Durante la novena sesión ordinaria del Concejo Deliberante de Toay, el Bloque de Concejales y Concejalas del Partido Justicialista manifestó su firme rechazo a dos medidas impulsadas por el Gobierno Nacional, que fueron aprobadas por mayoría en el recinto.
El primero de los repudios se dirigió contra el cierre de diversos organismos culturales como bibliotecas populares, museos, el Instituto Nacional del Teatro, entre otros espacios fundamentales para el desarrollo y la identidad cultural de las comunidades. El segundo repudio fue al Decreto N.º 383/2025 del Poder Ejecutivo Nacional, que otorga nuevas y polémicas atribuciones a la Policía Federal Argentina, incluyendo la posibilidad de realizar ciberpatrullajes, requisas, allanamientos y detenciones sin orden judicial. Según denunciaron desde el bloque, esta medida «habilita una preocupante autonomía de las fuerzas federales respecto del Poder Judicial» y abre la puerta a prácticas de estigmatización por razones ideológicas, de apariencia o pertenencia a organizaciones sociales y políticas.
Desde el PJ local expresaron su «profunda preocupación ante el avance de un modelo estatal de carácter represivo, excluyente y subordinado a intereses externos», y alertaron sobre «una grave vulneración del Estado de Derecho y de los principios democráticos que rigen nuestra Constitución».

------------------------------

> INDICACIONES:
1. Transcriba el pasaje de la nota sobre la sesión del Concejo Deliberante de Toay que empieza en "Durante la novena" y acaba en "en el recinto.".
2. Responda, según la nota sobre la sesión del Concejo Deliberante de Toay:
(a) ¿En qué sesión ordinaria manifestó el bloque su rechazo?
(b) ¿Qué número tiene el decreto del Poder Ejecutivo Nacional que se repudió?
(c) ¿Con qué tres rasgos describe el PJ local el modelo estatal que le preocupa?
3. Escriba la continuación de la nota sobre la sesión del Concejo Deliberante de Toay a partir de su último párrafo.

> DATOS EXTRAÍDOS:
------------------------------

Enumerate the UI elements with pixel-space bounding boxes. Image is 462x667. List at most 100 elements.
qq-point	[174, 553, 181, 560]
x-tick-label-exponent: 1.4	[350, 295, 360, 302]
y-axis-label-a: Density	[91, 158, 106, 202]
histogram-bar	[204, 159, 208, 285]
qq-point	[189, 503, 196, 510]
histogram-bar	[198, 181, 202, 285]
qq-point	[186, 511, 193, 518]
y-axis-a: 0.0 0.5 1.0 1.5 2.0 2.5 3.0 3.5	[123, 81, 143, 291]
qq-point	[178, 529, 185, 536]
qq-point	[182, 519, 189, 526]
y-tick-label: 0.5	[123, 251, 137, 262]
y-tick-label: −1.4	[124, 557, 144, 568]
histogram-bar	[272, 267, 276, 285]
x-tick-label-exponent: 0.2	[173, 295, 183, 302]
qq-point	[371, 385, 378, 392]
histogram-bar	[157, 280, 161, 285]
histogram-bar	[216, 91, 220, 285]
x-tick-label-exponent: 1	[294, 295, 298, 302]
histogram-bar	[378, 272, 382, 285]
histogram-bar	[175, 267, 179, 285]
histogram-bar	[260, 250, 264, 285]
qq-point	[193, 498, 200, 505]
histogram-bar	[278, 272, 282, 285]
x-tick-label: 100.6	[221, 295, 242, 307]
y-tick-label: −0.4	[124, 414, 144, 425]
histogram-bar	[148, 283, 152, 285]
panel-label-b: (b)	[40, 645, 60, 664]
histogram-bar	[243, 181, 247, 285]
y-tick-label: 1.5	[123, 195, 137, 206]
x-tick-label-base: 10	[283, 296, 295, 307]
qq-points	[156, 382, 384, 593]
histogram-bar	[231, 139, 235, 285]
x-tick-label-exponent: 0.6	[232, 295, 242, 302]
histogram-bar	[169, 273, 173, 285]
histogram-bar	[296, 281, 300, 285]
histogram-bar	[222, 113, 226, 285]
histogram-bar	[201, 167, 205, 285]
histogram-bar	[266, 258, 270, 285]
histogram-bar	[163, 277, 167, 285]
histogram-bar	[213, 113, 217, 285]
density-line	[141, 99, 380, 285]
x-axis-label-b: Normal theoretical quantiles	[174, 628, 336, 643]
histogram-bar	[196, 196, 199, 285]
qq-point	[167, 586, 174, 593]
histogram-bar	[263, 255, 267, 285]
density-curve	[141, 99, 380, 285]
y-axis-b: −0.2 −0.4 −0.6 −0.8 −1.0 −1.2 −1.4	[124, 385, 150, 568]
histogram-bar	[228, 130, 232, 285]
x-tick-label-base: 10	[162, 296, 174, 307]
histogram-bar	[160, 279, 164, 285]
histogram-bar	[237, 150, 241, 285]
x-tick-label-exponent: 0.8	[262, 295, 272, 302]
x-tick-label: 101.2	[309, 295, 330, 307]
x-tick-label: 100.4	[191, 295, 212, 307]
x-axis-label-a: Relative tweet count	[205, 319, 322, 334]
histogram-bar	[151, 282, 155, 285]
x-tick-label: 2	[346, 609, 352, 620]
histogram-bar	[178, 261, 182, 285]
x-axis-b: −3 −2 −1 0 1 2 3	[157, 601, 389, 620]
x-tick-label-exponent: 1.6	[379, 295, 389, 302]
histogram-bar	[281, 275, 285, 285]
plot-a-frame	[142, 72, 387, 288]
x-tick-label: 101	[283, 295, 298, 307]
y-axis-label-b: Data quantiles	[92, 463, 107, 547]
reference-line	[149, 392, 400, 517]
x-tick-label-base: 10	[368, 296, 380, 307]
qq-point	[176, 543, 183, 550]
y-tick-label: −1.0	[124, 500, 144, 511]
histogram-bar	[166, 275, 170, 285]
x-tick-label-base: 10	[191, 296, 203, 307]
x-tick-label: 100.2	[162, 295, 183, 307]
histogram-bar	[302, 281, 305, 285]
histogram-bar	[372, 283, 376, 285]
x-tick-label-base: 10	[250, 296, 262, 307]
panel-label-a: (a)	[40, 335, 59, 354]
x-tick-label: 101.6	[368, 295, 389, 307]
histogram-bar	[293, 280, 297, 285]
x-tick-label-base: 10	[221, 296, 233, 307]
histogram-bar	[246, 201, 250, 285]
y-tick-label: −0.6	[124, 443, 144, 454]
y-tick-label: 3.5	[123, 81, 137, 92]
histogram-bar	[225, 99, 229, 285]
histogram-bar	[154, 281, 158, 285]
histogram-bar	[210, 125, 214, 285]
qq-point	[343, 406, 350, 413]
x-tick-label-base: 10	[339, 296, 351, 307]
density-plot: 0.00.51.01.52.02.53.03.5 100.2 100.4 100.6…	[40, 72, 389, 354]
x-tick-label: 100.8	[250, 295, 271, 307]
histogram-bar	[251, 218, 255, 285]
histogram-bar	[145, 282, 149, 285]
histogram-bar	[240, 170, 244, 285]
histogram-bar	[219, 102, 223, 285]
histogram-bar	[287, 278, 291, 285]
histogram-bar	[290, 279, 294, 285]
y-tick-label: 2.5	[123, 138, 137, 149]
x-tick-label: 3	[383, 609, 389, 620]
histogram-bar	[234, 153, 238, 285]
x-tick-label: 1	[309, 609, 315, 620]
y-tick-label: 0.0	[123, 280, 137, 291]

------------------------------

> RESPUESTAS DADAS:
1.
Durante la novena sesión ordinaria del Concejo Deliberante de Toay, el Bloque de Concejales y Concejalas del Partido Justicialista manifestó su firme rechazo a dos medidas impulsadas por el Gobierno Nacional, que fueron aprobadas por mayoría en el recinto.

2.
(a) En la novena sesión ordinaria.
(b) Es el Decreto N.º 383/2025.
(c) Lo describe como represivo, excluyente y subordinado a intereses externos.

3.
Uno de los momentos más tensos de la sesión se produjo durante las intervenciones del bloque unipersonal del PRO. La concejala Mónica Azcarate votó en contra de ambos repudios y defendió el rumbo del gobierno nacional liderado por Javier Milei. En su intervención, justificó su posición aludiendo a supuestos «despilfarros en el área de Cultura», y criticó el uso del término «régimen» en el texto del segundo repudio. En un tramo que generó fuertes reacciones, sostuvo que no corresponde cuestionar las decisiones del Poder Ejecutivo si “los que saben”, en alusión a la ministra Patricia Bullrich, consideran que deben tomarse de esa manera.
Desde el bloque justicialista también señalaron la actitud del bloque de la UCR, que optó por abstenerse, marcando —según sus palabras— “una preocupante indiferencia frente al avasallamiento de los derechos y garantías constitucionales”.
En respuesta a las objeciones por el uso del término “régimen de Milei”, el PJ reafirmó su postura: “Entendemos por régimen político al conjunto de normas, instituciones y relaciones que organizan el ejercicio del poder. En ese sentido, no solo es válido, sino necesario referirse a esta gestión como un régimen que ha asumido un rumbo autoritario, desconociendo la división de poderes, subordinando la política cultural, y reprimiendo la disidencia”.
La bancada concluyó reiterando su compromiso con la defensa de los derechos humanos, la institucionalidad democrática y el rol del Estado como garante de derechos sociales y culturales.